─── SOURCE RECORDS ───

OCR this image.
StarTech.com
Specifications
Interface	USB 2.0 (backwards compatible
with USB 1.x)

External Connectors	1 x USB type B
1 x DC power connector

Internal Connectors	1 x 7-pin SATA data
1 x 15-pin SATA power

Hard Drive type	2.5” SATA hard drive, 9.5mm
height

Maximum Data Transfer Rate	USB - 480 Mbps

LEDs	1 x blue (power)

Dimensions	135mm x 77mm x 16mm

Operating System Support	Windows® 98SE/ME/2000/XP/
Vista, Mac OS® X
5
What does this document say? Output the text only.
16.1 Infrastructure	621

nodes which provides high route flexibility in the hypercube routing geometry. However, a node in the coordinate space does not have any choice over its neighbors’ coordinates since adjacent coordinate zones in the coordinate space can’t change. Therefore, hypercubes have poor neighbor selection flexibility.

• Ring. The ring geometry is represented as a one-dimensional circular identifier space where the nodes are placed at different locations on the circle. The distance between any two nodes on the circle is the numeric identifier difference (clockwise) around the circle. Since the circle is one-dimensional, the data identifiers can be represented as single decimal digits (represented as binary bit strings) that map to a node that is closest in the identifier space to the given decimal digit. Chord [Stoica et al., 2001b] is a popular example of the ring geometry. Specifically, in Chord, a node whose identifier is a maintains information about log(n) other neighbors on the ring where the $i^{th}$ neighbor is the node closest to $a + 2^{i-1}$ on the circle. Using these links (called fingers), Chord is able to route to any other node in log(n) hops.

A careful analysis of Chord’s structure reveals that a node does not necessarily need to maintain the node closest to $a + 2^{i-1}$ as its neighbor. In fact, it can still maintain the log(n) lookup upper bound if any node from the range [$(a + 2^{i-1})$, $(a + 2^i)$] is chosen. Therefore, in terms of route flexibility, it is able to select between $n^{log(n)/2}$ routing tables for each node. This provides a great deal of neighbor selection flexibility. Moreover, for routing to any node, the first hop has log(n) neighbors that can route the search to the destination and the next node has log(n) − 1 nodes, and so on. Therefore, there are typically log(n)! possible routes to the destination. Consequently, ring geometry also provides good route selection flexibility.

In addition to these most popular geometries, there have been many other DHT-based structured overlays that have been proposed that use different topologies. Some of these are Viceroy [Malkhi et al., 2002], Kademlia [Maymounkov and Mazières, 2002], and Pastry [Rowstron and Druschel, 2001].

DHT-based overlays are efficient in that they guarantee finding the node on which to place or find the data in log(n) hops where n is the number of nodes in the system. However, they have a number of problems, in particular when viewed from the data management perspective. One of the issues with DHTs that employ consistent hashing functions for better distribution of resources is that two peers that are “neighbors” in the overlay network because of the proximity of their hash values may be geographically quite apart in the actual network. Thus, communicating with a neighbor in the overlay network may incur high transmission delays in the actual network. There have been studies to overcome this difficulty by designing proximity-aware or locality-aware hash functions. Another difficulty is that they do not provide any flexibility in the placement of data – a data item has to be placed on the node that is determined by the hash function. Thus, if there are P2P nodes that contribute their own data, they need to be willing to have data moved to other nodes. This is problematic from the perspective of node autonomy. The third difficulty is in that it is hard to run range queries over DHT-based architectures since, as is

───

WHAT TO WORK ON:
Copy out every line in the listing where the word "type" appears.

EXERCISE ANSWER:
External Connectors	1 x USB type B
Hard Drive type	2.5” SATA hard drive, 9.5mm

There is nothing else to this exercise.